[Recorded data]
--*--
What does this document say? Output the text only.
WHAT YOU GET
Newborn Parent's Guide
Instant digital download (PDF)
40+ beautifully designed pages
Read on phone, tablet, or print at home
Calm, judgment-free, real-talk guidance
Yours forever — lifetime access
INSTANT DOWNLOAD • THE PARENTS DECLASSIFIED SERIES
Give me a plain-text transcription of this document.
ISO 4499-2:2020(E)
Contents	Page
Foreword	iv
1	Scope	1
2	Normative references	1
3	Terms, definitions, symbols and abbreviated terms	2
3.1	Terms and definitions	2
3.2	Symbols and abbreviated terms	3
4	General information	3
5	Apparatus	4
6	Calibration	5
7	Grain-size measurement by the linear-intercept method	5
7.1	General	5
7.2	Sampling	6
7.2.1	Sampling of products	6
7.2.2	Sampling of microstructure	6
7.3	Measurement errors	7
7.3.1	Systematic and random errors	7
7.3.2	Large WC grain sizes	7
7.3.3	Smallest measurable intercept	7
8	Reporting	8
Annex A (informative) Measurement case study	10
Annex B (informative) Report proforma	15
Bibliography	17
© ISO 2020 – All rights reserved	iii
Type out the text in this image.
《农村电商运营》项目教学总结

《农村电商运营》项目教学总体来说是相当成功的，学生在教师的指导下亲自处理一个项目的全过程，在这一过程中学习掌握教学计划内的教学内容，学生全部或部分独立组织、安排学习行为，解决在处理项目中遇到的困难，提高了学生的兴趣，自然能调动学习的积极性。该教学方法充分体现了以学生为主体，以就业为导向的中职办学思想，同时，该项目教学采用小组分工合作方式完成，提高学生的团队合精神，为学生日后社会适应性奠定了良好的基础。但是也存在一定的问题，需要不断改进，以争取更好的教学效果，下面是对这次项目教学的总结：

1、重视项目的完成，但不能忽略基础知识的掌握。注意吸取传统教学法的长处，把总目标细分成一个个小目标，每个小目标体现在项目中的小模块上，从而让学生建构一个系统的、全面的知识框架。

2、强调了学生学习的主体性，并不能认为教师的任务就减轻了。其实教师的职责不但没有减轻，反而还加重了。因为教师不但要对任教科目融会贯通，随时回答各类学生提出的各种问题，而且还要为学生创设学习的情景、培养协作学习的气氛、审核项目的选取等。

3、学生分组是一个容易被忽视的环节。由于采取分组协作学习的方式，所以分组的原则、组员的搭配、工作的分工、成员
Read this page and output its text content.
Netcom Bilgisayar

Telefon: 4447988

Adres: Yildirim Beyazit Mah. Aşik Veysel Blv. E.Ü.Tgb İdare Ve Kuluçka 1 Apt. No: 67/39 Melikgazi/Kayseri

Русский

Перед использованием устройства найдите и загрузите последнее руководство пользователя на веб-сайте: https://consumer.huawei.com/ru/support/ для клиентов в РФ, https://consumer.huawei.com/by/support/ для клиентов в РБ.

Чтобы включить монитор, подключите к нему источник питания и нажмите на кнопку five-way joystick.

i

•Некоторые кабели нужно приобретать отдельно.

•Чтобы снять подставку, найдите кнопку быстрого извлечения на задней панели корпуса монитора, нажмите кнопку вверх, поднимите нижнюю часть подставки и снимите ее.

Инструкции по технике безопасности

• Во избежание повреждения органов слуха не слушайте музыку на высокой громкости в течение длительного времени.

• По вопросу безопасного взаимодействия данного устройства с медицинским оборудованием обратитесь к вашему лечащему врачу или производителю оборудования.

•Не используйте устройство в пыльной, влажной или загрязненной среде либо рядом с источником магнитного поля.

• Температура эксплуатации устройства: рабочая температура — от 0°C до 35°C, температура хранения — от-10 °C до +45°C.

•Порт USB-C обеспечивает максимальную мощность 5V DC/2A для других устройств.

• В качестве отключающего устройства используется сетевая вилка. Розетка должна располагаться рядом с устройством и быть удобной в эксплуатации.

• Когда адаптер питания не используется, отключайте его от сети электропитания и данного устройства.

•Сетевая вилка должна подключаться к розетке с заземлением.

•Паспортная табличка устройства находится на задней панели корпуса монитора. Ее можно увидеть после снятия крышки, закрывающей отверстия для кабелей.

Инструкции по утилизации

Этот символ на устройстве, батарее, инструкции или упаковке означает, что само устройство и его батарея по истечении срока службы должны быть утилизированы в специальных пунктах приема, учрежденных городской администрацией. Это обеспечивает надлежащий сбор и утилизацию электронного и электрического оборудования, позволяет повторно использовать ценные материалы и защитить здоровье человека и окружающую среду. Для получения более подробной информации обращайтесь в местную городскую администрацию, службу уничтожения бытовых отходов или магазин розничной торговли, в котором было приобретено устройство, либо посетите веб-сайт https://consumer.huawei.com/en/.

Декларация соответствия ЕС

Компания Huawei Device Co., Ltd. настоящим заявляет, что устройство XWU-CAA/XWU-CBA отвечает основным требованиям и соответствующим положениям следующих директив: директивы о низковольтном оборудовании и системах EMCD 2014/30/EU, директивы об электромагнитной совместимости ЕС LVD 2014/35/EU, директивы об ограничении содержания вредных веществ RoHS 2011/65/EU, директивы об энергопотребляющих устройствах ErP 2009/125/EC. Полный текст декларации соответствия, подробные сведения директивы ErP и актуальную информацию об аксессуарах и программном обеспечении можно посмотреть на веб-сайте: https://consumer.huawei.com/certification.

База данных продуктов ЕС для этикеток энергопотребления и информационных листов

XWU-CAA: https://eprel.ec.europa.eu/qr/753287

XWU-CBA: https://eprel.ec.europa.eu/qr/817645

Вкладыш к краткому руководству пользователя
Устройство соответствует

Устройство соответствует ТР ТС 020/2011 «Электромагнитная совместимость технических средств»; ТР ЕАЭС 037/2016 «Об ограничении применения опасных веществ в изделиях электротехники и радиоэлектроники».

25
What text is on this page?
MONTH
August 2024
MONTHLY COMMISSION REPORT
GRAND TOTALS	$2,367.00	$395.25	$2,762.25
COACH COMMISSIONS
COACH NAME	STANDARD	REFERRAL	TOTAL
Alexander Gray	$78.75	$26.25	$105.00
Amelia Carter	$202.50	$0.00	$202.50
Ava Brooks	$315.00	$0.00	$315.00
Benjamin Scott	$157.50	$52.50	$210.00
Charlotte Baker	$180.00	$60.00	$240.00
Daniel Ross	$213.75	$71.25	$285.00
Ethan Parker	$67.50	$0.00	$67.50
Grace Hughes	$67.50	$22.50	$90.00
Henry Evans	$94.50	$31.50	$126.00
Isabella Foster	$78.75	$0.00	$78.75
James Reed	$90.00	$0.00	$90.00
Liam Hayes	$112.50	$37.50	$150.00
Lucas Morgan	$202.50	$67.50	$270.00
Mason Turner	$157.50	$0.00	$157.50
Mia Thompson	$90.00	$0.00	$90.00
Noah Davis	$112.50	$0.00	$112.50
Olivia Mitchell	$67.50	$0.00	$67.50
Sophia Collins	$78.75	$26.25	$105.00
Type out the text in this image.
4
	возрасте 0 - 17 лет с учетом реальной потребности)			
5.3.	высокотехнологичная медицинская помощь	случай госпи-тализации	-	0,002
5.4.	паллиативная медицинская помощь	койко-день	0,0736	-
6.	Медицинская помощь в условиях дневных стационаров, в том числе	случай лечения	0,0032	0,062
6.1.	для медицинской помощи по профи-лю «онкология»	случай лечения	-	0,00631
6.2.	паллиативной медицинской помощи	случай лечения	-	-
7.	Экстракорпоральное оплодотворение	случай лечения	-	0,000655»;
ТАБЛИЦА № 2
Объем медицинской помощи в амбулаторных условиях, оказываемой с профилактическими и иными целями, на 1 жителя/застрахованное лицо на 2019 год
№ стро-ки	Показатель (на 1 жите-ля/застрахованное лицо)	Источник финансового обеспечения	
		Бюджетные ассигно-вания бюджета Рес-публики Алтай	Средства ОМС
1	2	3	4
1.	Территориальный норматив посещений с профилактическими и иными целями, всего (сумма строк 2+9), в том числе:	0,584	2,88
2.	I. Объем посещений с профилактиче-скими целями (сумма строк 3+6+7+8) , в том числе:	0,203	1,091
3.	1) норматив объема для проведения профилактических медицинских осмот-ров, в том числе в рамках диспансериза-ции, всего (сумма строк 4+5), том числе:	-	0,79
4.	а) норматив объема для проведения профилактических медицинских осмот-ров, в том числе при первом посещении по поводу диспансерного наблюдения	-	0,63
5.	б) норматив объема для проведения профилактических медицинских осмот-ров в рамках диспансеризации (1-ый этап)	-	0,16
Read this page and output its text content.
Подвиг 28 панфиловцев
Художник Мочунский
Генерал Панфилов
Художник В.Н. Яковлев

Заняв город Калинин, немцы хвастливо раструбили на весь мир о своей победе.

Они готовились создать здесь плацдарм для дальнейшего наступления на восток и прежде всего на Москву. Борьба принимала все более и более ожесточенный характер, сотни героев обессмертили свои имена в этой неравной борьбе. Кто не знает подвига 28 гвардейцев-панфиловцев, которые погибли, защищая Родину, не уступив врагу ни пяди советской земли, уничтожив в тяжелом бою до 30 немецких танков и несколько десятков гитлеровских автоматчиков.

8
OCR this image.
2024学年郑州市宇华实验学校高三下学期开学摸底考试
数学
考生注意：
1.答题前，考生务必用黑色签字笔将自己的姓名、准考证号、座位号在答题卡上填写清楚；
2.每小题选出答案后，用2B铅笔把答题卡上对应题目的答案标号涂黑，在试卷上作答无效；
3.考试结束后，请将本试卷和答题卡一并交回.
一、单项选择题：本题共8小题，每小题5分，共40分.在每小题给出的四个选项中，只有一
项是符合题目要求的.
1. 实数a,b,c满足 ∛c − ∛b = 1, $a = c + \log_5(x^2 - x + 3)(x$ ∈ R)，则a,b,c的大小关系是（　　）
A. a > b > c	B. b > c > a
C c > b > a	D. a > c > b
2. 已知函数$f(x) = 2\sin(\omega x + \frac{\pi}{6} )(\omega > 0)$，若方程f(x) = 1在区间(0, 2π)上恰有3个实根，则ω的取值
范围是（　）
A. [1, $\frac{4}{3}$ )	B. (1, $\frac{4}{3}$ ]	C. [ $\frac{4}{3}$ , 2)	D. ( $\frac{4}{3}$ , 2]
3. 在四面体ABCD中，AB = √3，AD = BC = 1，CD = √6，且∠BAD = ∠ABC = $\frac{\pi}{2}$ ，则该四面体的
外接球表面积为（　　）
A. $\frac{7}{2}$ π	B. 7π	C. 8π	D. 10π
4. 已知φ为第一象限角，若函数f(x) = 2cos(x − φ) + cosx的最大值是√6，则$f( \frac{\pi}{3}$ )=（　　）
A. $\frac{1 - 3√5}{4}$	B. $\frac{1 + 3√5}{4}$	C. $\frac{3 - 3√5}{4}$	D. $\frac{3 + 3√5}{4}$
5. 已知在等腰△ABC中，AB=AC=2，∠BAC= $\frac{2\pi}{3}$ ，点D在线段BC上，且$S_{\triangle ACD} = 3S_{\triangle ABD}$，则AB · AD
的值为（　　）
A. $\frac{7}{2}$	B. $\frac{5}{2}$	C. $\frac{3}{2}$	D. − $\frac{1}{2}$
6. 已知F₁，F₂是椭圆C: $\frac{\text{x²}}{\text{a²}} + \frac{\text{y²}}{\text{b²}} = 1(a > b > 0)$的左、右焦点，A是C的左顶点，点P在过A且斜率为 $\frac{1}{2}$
--*--
Stated problem = Across all the entries, count the lines that contain the word "лицо" and give the number by itself.

Output of the exercise = 2